Which lines of the material below contain the string "buttons"? Pull out each of those lines in full, treating uppercase and lowercase letters as different.

----- DATA EXTRACT -----

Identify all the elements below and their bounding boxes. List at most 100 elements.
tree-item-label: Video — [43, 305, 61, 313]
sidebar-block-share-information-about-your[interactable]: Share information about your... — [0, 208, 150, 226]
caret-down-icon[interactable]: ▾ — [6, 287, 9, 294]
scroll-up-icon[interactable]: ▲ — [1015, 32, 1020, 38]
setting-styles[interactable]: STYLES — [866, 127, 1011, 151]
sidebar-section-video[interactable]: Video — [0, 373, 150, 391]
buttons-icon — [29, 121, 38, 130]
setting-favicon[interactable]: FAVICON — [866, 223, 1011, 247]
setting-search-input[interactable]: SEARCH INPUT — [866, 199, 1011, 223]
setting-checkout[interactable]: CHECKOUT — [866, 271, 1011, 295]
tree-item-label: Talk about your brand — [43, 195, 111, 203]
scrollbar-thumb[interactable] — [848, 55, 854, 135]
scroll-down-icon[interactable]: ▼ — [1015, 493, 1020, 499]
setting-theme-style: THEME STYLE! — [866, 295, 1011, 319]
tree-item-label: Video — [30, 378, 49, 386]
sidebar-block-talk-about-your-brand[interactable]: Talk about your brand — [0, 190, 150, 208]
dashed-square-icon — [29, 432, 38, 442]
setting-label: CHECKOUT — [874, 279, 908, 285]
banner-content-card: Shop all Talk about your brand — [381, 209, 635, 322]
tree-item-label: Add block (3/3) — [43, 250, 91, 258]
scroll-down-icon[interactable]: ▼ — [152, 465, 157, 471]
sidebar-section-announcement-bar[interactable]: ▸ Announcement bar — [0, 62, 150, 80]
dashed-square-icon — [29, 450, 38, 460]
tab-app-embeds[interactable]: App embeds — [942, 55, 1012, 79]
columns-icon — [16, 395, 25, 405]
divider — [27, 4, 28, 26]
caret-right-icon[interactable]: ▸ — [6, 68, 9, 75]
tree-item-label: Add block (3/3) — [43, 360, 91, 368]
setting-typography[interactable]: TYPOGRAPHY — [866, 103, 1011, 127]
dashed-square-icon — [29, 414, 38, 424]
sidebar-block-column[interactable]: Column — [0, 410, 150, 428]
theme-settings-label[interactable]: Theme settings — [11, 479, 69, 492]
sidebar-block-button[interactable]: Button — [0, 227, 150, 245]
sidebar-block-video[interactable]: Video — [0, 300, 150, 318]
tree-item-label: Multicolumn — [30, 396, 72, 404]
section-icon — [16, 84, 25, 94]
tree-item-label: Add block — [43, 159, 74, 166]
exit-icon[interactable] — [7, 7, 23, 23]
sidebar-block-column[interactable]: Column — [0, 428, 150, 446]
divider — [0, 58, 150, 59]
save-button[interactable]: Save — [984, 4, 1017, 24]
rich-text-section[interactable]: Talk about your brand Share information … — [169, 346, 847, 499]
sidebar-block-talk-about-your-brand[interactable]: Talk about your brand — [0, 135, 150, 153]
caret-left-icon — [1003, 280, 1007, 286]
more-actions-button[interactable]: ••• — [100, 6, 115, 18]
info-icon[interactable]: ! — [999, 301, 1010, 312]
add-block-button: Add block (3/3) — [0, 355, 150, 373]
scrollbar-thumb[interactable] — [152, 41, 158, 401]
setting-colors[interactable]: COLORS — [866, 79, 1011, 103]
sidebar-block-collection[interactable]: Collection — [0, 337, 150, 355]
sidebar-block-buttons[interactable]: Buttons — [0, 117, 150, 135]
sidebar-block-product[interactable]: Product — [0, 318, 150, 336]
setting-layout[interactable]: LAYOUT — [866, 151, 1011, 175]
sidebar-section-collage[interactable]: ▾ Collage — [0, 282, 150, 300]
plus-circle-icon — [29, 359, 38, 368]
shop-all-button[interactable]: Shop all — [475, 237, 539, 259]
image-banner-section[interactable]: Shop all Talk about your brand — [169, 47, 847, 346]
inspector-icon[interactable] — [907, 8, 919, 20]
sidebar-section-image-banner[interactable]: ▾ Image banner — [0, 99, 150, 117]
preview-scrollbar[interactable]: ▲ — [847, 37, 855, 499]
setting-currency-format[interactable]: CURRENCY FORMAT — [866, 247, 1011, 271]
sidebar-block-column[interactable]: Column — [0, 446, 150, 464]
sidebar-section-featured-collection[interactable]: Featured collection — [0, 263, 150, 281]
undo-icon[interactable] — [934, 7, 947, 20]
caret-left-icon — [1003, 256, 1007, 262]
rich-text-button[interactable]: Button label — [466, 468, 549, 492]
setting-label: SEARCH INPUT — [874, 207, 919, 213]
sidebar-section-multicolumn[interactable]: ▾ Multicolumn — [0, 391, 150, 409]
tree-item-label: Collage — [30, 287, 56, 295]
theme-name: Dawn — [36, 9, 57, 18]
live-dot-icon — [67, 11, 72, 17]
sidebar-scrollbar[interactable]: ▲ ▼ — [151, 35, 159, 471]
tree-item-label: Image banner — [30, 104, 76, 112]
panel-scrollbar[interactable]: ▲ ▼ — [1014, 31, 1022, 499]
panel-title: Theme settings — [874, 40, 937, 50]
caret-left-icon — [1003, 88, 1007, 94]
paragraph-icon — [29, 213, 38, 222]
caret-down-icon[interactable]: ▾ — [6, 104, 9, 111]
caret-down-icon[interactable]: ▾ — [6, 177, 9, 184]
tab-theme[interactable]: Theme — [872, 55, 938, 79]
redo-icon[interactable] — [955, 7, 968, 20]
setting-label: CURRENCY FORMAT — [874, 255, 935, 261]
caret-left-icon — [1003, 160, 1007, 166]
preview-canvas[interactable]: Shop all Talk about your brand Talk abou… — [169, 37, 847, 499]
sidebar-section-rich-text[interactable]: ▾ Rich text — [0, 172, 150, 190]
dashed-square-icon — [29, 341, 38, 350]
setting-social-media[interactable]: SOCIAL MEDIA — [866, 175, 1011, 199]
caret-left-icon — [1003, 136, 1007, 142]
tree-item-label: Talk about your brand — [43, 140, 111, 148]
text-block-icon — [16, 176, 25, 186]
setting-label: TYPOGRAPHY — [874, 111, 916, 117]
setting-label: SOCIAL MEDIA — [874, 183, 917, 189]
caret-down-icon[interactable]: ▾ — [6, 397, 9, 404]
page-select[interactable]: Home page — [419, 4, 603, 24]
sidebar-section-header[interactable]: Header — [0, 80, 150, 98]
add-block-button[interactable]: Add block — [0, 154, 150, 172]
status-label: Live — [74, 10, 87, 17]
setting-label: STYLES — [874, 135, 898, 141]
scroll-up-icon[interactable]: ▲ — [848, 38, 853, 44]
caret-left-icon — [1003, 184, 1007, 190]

-----

EXERCISE ANSWER>
buttons-icon — [29, 121, 38, 130]
sidebar-block-buttons[interactable]: Buttons — [0, 117, 150, 135]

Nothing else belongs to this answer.